---------- Information supplied ----------

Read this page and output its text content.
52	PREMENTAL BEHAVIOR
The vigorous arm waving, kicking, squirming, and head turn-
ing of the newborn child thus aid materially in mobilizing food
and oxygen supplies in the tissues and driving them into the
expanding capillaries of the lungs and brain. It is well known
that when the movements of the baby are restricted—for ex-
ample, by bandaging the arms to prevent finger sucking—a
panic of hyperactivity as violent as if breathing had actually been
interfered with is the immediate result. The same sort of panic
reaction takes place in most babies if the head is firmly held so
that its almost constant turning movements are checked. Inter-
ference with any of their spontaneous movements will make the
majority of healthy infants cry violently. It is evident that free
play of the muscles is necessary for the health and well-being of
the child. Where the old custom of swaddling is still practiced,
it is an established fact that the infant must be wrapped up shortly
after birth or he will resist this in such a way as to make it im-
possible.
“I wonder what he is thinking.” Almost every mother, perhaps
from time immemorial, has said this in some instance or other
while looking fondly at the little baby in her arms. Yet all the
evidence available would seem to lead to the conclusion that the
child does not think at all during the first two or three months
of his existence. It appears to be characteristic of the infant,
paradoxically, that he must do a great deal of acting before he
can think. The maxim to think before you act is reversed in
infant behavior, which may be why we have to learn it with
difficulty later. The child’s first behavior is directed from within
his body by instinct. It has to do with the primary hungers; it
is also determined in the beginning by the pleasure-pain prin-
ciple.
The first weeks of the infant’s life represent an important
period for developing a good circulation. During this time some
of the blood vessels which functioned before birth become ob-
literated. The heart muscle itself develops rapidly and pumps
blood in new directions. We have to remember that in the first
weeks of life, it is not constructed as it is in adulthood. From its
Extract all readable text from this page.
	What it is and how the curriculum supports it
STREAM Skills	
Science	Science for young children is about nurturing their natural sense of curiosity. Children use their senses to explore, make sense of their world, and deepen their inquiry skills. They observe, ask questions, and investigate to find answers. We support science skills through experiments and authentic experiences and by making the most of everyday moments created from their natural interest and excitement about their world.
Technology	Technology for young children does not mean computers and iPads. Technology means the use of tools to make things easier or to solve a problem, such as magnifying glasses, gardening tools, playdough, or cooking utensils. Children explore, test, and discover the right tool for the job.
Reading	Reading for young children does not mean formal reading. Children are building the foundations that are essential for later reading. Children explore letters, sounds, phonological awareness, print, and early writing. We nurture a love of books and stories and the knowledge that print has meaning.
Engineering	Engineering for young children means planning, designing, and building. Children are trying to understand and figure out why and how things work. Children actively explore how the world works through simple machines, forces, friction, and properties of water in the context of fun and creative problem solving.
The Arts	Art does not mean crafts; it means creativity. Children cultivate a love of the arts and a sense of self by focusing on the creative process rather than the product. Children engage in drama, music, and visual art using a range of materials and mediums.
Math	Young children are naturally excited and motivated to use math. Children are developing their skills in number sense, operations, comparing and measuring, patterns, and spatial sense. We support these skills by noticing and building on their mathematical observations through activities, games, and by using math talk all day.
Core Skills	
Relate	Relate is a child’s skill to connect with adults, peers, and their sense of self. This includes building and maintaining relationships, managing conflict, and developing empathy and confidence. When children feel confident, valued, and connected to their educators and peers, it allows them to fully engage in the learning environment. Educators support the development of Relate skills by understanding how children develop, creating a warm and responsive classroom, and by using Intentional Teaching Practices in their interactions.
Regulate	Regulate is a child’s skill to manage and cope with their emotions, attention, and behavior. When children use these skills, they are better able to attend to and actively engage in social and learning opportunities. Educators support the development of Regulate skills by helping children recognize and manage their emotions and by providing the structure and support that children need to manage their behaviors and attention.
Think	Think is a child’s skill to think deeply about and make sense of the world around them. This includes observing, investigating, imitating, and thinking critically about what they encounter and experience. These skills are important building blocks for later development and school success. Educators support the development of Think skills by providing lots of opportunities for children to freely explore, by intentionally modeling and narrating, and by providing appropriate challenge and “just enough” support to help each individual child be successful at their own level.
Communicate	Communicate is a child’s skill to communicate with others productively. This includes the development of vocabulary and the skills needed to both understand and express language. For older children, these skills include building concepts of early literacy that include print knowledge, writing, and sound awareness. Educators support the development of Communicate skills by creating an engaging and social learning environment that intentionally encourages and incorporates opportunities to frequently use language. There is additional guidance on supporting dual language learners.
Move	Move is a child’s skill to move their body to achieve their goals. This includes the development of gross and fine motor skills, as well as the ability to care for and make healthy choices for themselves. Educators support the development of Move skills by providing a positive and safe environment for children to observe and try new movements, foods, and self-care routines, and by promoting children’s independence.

----------

▸ **Task requirements**: Transcribe the records above exactly as they appear.

▸ **Full output**:
Read this page and output its text content.
52	PREMENTAL BEHAVIOR
The vigorous arm waving, kicking, squirming, and head turn-
ing of the newborn child thus aid materially in mobilizing food
and oxygen supplies in the tissues and driving them into the
expanding capillaries of the lungs and brain. It is well known
that when the movements of the baby are restricted—for ex-
ample, by bandaging the arms to prevent finger sucking—a
panic of hyperactivity as violent as if breathing had actually been
interfered with is the immediate result. The same sort of panic
reaction takes place in most babies if the head is firmly held so
that its almost constant turning movements are checked. Inter-
ference with any of their spontaneous movements will make the
majority of healthy infants cry violently. It is evident that free
play of the muscles is necessary for the health and well-being of
the child. Where the old custom of swaddling is still practiced,
it is an established fact that the infant must be wrapped up shortly
after birth or he will resist this in such a way as to make it im-
possible.
“I wonder what he is thinking.” Almost every mother, perhaps
from time immemorial, has said this in some instance or other
while looking fondly at the little baby in her arms. Yet all the
evidence available would seem to lead to the conclusion that the
child does not think at all during the first two or three months
of his existence. It appears to be characteristic of the infant,
paradoxically, that he must do a great deal of acting before he
can think. The maxim to think before you act is reversed in
infant behavior, which may be why we have to learn it with
difficulty later. The child’s first behavior is directed from within
his body by instinct. It has to do with the primary hungers; it
is also determined in the beginning by the pleasure-pain prin-
ciple.
The first weeks of the infant’s life represent an important
period for developing a good circulation. During this time some
of the blood vessels which functioned before birth become ob-
literated. The heart muscle itself develops rapidly and pumps
blood in new directions. We have to remember that in the first
weeks of life, it is not constructed as it is in adulthood. From its
Extract all readable text from this page.
	What it is and how the curriculum supports it
STREAM Skills	
Science	Science for young children is about nurturing their natural sense of curiosity. Children use their senses to explore, make sense of their world, and deepen their inquiry skills. They observe, ask questions, and investigate to find answers. We support science skills through experiments and authentic experiences and by making the most of everyday moments created from their natural interest and excitement about their world.
Technology	Technology for young children does not mean computers and iPads. Technology means the use of tools to make things easier or to solve a problem, such as magnifying glasses, gardening tools, playdough, or cooking utensils. Children explore, test, and discover the right tool for the job.
Reading	Reading for young children does not mean formal reading. Children are building the foundations that are essential for later reading. Children explore letters, sounds, phonological awareness, print, and early writing. We nurture a love of books and stories and the knowledge that print has meaning.
Engineering	Engineering for young children means planning, designing, and building. Children are trying to understand and figure out why and how things work. Children actively explore how the world works through simple machines, forces, friction, and properties of water in the context of fun and creative problem solving.
The Arts	Art does not mean crafts; it means creativity. Children cultivate a love of the arts and a sense of self by focusing on the creative process rather than the product. Children engage in drama, music, and visual art using a range of materials and mediums.
Math	Young children are naturally excited and motivated to use math. Children are developing their skills in number sense, operations, comparing and measuring, patterns, and spatial sense. We support these skills by noticing and building on their mathematical observations through activities, games, and by using math talk all day.
Core Skills	
Relate	Relate is a child’s skill to connect with adults, peers, and their sense of self. This includes building and maintaining relationships, managing conflict, and developing empathy and confidence. When children feel confident, valued, and connected to their educators and peers, it allows them to fully engage in the learning environment. Educators support the development of Relate skills by understanding how children develop, creating a warm and responsive classroom, and by using Intentional Teaching Practices in their interactions.
Regulate	Regulate is a child’s skill to manage and cope with their emotions, attention, and behavior. When children use these skills, they are better able to attend to and actively engage in social and learning opportunities. Educators support the development of Regulate skills by helping children recognize and manage their emotions and by providing the structure and support that children need to manage their behaviors and attention.
Think	Think is a child’s skill to think deeply about and make sense of the world around them. This includes observing, investigating, imitating, and thinking critically about what they encounter and experience. These skills are important building blocks for later development and school success. Educators support the development of Think skills by providing lots of opportunities for children to freely explore, by intentionally modeling and narrating, and by providing appropriate challenge and “just enough” support to help each individual child be successful at their own level.
Communicate	Communicate is a child’s skill to communicate with others productively. This includes the development of vocabulary and the skills needed to both understand and express language. For older children, these skills include building concepts of early literacy that include print knowledge, writing, and sound awareness. Educators support the development of Communicate skills by creating an engaging and social learning environment that intentionally encourages and incorporates opportunities to frequently use language. There is additional guidance on supporting dual language learners.
Move	Move is a child’s skill to move their body to achieve their goals. This includes the development of gross and fine motor skills, as well as the ability to care for and make healthy choices for themselves. Educators support the development of Move skills by providing a positive and safe environment for children to observe and try new movements, foods, and self-care routines, and by promoting children’s independence.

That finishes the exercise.